:: Task instructions ::
Return every record below exactly as written, but leave out the pictures.

==== Extracted records

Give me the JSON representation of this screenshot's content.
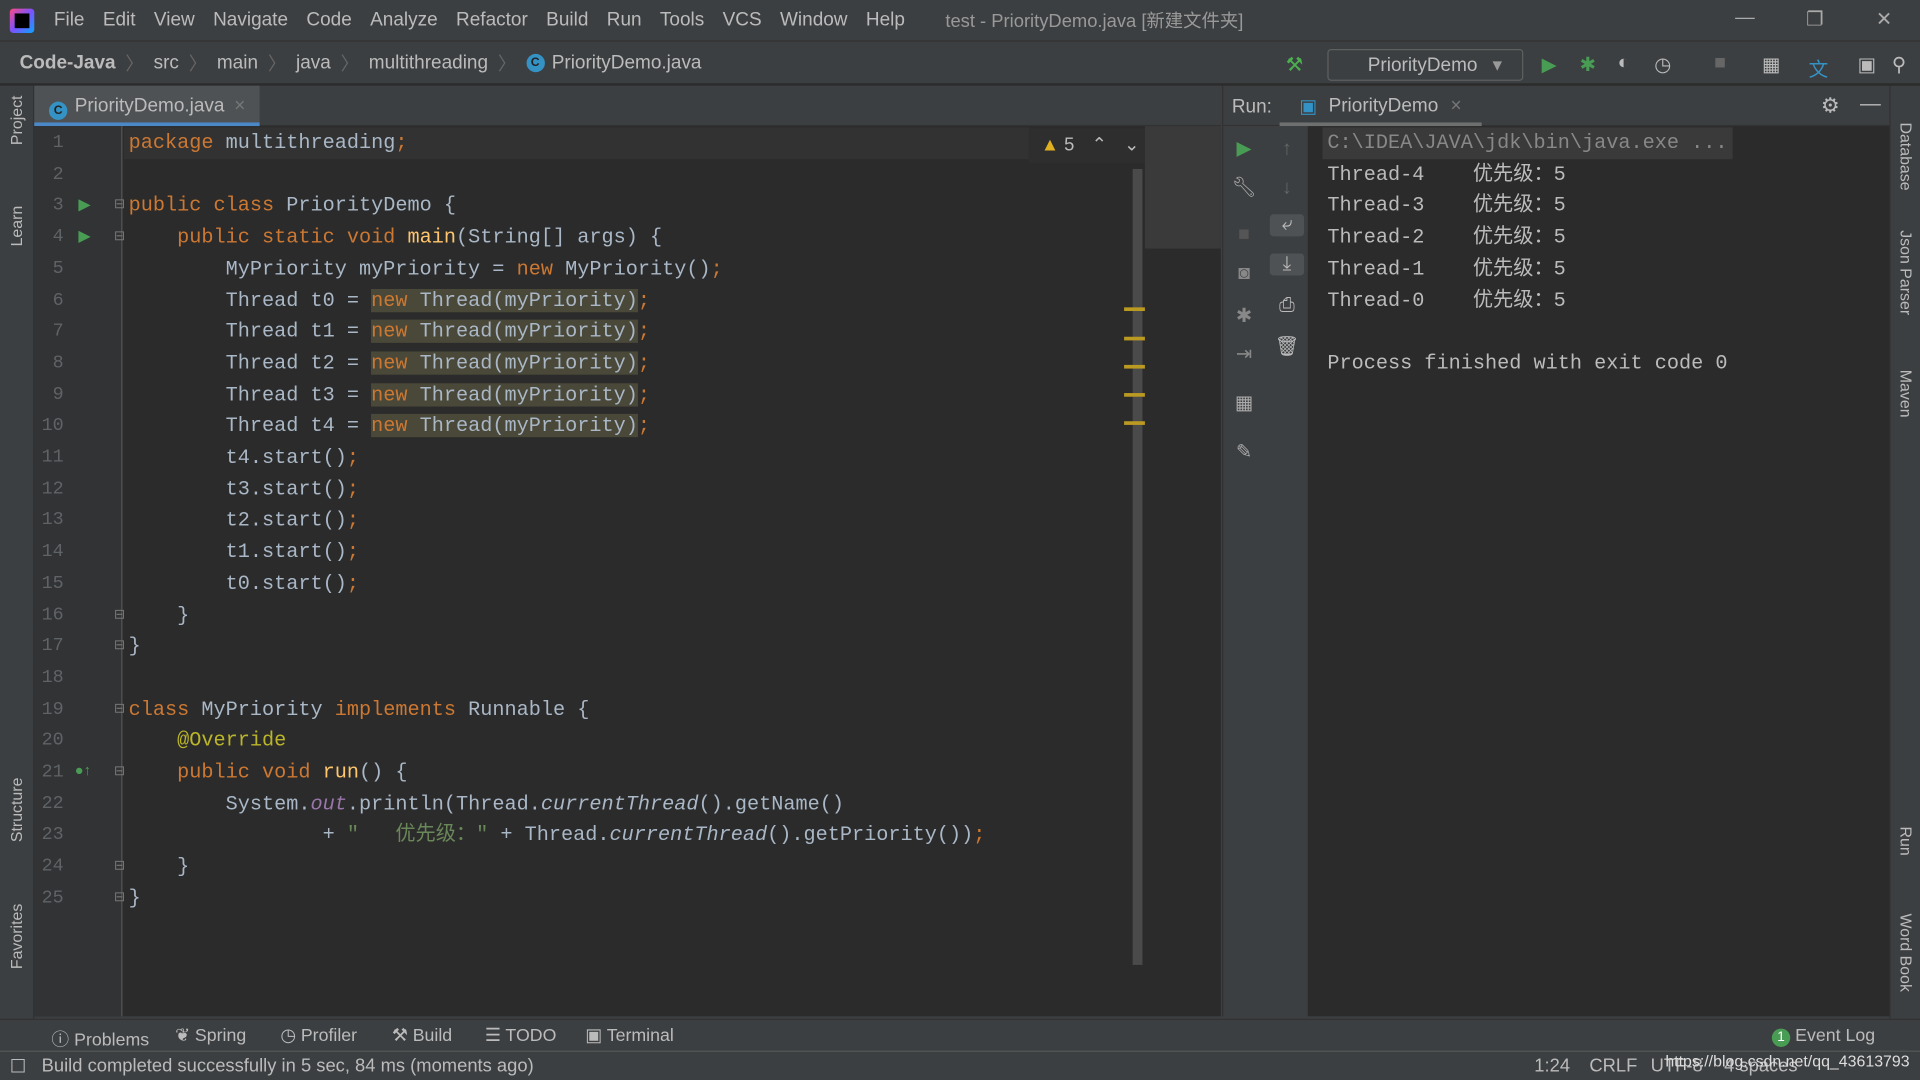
{
  "menu": [
    "File",
    "Edit",
    "View",
    "Navigate",
    "Code",
    "Analyze",
    "Refactor",
    "Build",
    "Run",
    "Tools",
    "VCS",
    "Window",
    "Help"
  ],
  "window_title": "test - PriorityDemo.java [新建文件夹]",
  "breadcrumb": [
    "Code-Java",
    "src",
    "main",
    "java",
    "multithreading",
    "PriorityDemo.java"
  ],
  "run_config": "PriorityDemo",
  "left_tools": [
    "Project",
    "Learn",
    "Structure",
    "Favorites"
  ],
  "right_tools": [
    "Database",
    "Json Parser",
    "Maven",
    "Run",
    "Word Book"
  ],
  "editor_tab": "PriorityDemo.java",
  "warnings_count": "5",
  "code": [
    [
      [
        "package ",
        "k"
      ],
      [
        "multithreading",
        ""
      ],
      [
        ";",
        "k"
      ]
    ],
    [],
    [
      [
        "public class ",
        "k"
      ],
      [
        "PriorityDemo {",
        ""
      ]
    ],
    [
      [
        "    public static void ",
        "k"
      ],
      [
        "main",
        "m"
      ],
      [
        "(String[] args) {",
        ""
      ]
    ],
    [
      [
        "        MyPriority myPriority = ",
        ""
      ],
      [
        "new ",
        "k"
      ],
      [
        "MyPriority()",
        ""
      ],
      [
        ";",
        "k"
      ]
    ],
    [
      [
        "        Thread t0 = ",
        ""
      ],
      [
        "new ",
        "k hl"
      ],
      [
        "Thread(myPriority)",
        "hl"
      ],
      [
        ";",
        "k"
      ]
    ],
    [
      [
        "        Thread t1 = ",
        ""
      ],
      [
        "new ",
        "k hl"
      ],
      [
        "Thread(myPriority)",
        "hl"
      ],
      [
        ";",
        "k"
      ]
    ],
    [
      [
        "        Thread t2 = ",
        ""
      ],
      [
        "new ",
        "k hl"
      ],
      [
        "Thread(myPriority)",
        "hl"
      ],
      [
        ";",
        "k"
      ]
    ],
    [
      [
        "        Thread t3 = ",
        ""
      ],
      [
        "new ",
        "k hl"
      ],
      [
        "Thread(myPriority)",
        "hl"
      ],
      [
        ";",
        "k"
      ]
    ],
    [
      [
        "        Thread t4 = ",
        ""
      ],
      [
        "new ",
        "k hl"
      ],
      [
        "Thread(myPriority)",
        "hl"
      ],
      [
        ";",
        "k"
      ]
    ],
    [
      [
        "        t4.start()",
        ""
      ],
      [
        ";",
        "k"
      ]
    ],
    [
      [
        "        t3.start()",
        ""
      ],
      [
        ";",
        "k"
      ]
    ],
    [
      [
        "        t2.start()",
        ""
      ],
      [
        ";",
        "k"
      ]
    ],
    [
      [
        "        t1.start()",
        ""
      ],
      [
        ";",
        "k"
      ]
    ],
    [
      [
        "        t0.start()",
        ""
      ],
      [
        ";",
        "k"
      ]
    ],
    [
      [
        "    }",
        ""
      ]
    ],
    [
      [
        "}",
        ""
      ]
    ],
    [],
    [
      [
        "class ",
        "k"
      ],
      [
        "MyPriority ",
        ""
      ],
      [
        "implements ",
        "k"
      ],
      [
        "Runnable {",
        ""
      ]
    ],
    [
      [
        "    ",
        ""
      ],
      [
        "@Override",
        "a"
      ]
    ],
    [
      [
        "    public void ",
        "k"
      ],
      [
        "run",
        "m"
      ],
      [
        "() {",
        ""
      ]
    ],
    [
      [
        "        System.",
        ""
      ],
      [
        "out",
        "f"
      ],
      [
        ".println(Thread.",
        ""
      ],
      [
        "currentThread",
        "i"
      ],
      [
        "().getName()",
        ""
      ]
    ],
    [
      [
        "                + ",
        ""
      ],
      [
        "\"   优先级：\"",
        "s"
      ],
      [
        " + Thread.",
        ""
      ],
      [
        "currentThread",
        "i"
      ],
      [
        "().getPriority())",
        ""
      ],
      [
        ";",
        "k"
      ]
    ],
    [
      [
        "    }",
        ""
      ]
    ],
    [
      [
        "}",
        ""
      ]
    ]
  ],
  "run": {
    "label": "Run:",
    "tab": "PriorityDemo",
    "output": [
      "C:\\IDEA\\JAVA\\jdk\\bin\\java.exe ...",
      "Thread-4    优先级：5",
      "Thread-3    优先级：5",
      "Thread-2    优先级：5",
      "Thread-1    优先级：5",
      "Thread-0    优先级：5",
      "",
      "Process finished with exit code 0"
    ]
  },
  "bottom_tools": [
    "Problems",
    "Spring",
    "Profiler",
    "Build",
    "TODO",
    "Terminal"
  ],
  "event_log": {
    "label": "Event Log",
    "count": "1"
  },
  "status": {
    "message": "Build completed successfully in 5 sec, 84 ms (moments ago)",
    "position": "1:24",
    "line_sep": "CRLF",
    "encoding": "UTF-8",
    "indent": "4 spaces",
    "watermark": "https://blog.csdn.net/qq_43613793"
  }
}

========

:: Output for this exercise ::
Give me the JSON representation of this screenshot's content.
{
  "menu": [
    "File",
    "Edit",
    "View",
    "Navigate",
    "Code",
    "Analyze",
    "Refactor",
    "Build",
    "Run",
    "Tools",
    "VCS",
    "Window",
    "Help"
  ],
  "window_title": "test - PriorityDemo.java [新建文件夹]",
  "breadcrumb": [
    "Code-Java",
    "src",
    "main",
    "java",
    "multithreading",
    "PriorityDemo.java"
  ],
  "run_config": "PriorityDemo",
  "left_tools": [
    "Project",
    "Learn",
    "Structure",
    "Favorites"
  ],
  "right_tools": [
    "Database",
    "Json Parser",
    "Maven",
    "Run",
    "Word Book"
  ],
  "editor_tab": "PriorityDemo.java",
  "warnings_count": "5",
  "code": [
    [
      [
        "package ",
        "k"
      ],
      [
        "multithreading",
        ""
      ],
      [
        ";",
        "k"
      ]
    ],
    [],
    [
      [
        "public class ",
        "k"
      ],
      [
        "PriorityDemo {",
        ""
      ]
    ],
    [
      [
        "    public static void ",
        "k"
      ],
      [
        "main",
        "m"
      ],
      [
        "(String[] args) {",
        ""
      ]
    ],
    [
      [
        "        MyPriority myPriority = ",
        ""
      ],
      [
        "new ",
        "k"
      ],
      [
        "MyPriority()",
        ""
      ],
      [
        ";",
        "k"
      ]
    ],
    [
      [
        "        Thread t0 = ",
        ""
      ],
      [
        "new ",
        "k hl"
      ],
      [
        "Thread(myPriority)",
        "hl"
      ],
      [
        ";",
        "k"
      ]
    ],
    [
      [
        "        Thread t1 = ",
        ""
      ],
      [
        "new ",
        "k hl"
      ],
      [
        "Thread(myPriority)",
        "hl"
      ],
      [
        ";",
        "k"
      ]
    ],
    [
      [
        "        Thread t2 = ",
        ""
      ],
      [
        "new ",
        "k hl"
      ],
      [
        "Thread(myPriority)",
        "hl"
      ],
      [
        ";",
        "k"
      ]
    ],
    [
      [
        "        Thread t3 = ",
        ""
      ],
      [
        "new ",
        "k hl"
      ],
      [
        "Thread(myPriority)",
        "hl"
      ],
      [
        ";",
        "k"
      ]
    ],
    [
      [
        "        Thread t4 = ",
        ""
      ],
      [
        "new ",
        "k hl"
      ],
      [
        "Thread(myPriority)",
        "hl"
      ],
      [
        ";",
        "k"
      ]
    ],
    [
      [
        "        t4.start()",
        ""
      ],
      [
        ";",
        "k"
      ]
    ],
    [
      [
        "        t3.start()",
        ""
      ],
      [
        ";",
        "k"
      ]
    ],
    [
      [
        "        t2.start()",
        ""
      ],
      [
        ";",
        "k"
      ]
    ],
    [
      [
        "        t1.start()",
        ""
      ],
      [
        ";",
        "k"
      ]
    ],
    [
      [
        "        t0.start()",
        ""
      ],
      [
        ";",
        "k"
      ]
    ],
    [
      [
        "    }",
        ""
      ]
    ],
    [
      [
        "}",
        ""
      ]
    ],
    [],
    [
      [
        "class ",
        "k"
      ],
      [
        "MyPriority ",
        ""
      ],
      [
        "implements ",
        "k"
      ],
      [
        "Runnable {",
        ""
      ]
    ],
    [
      [
        "    ",
        ""
      ],
      [
        "@Override",
        "a"
      ]
    ],
    [
      [
        "    public void ",
        "k"
      ],
      [
        "run",
        "m"
      ],
      [
        "() {",
        ""
      ]
    ],
    [
      [
        "        System.",
        ""
      ],
      [
        "out",
        "f"
      ],
      [
        ".println(Thread.",
        ""
      ],
      [
        "currentThread",
        "i"
      ],
      [
        "().getName()",
        ""
      ]
    ],
    [
      [
        "                + ",
        ""
      ],
      [
        "\"   优先级：\"",
        "s"
      ],
      [
        " + Thread.",
        ""
      ],
      [
        "currentThread",
        "i"
      ],
      [
        "().getPriority())",
        ""
      ],
      [
        ";",
        "k"
      ]
    ],
    [
      [
        "    }",
        ""
      ]
    ],
    [
      [
        "}",
        ""
      ]
    ]
  ],
  "run": {
    "label": "Run:",
    "tab": "PriorityDemo",
    "output": [
      "C:\\IDEA\\JAVA\\jdk\\bin\\java.exe ...",
      "Thread-4    优先级：5",
      "Thread-3    优先级：5",
      "Thread-2    优先级：5",
      "Thread-1    优先级：5",
      "Thread-0    优先级：5",
      "",
      "Process finished with exit code 0"
    ]
  },
  "bottom_tools": [
    "Problems",
    "Spring",
    "Profiler",
    "Build",
    "TODO",
    "Terminal"
  ],
  "event_log": {
    "label": "Event Log",
    "count": "1"
  },
  "status": {
    "message": "Build completed successfully in 5 sec, 84 ms (moments ago)",
    "position": "1:24",
    "line_sep": "CRLF",
    "encoding": "UTF-8",
    "indent": "4 spaces",
    "watermark": "https://blog.csdn.net/qq_43613793"
  }
}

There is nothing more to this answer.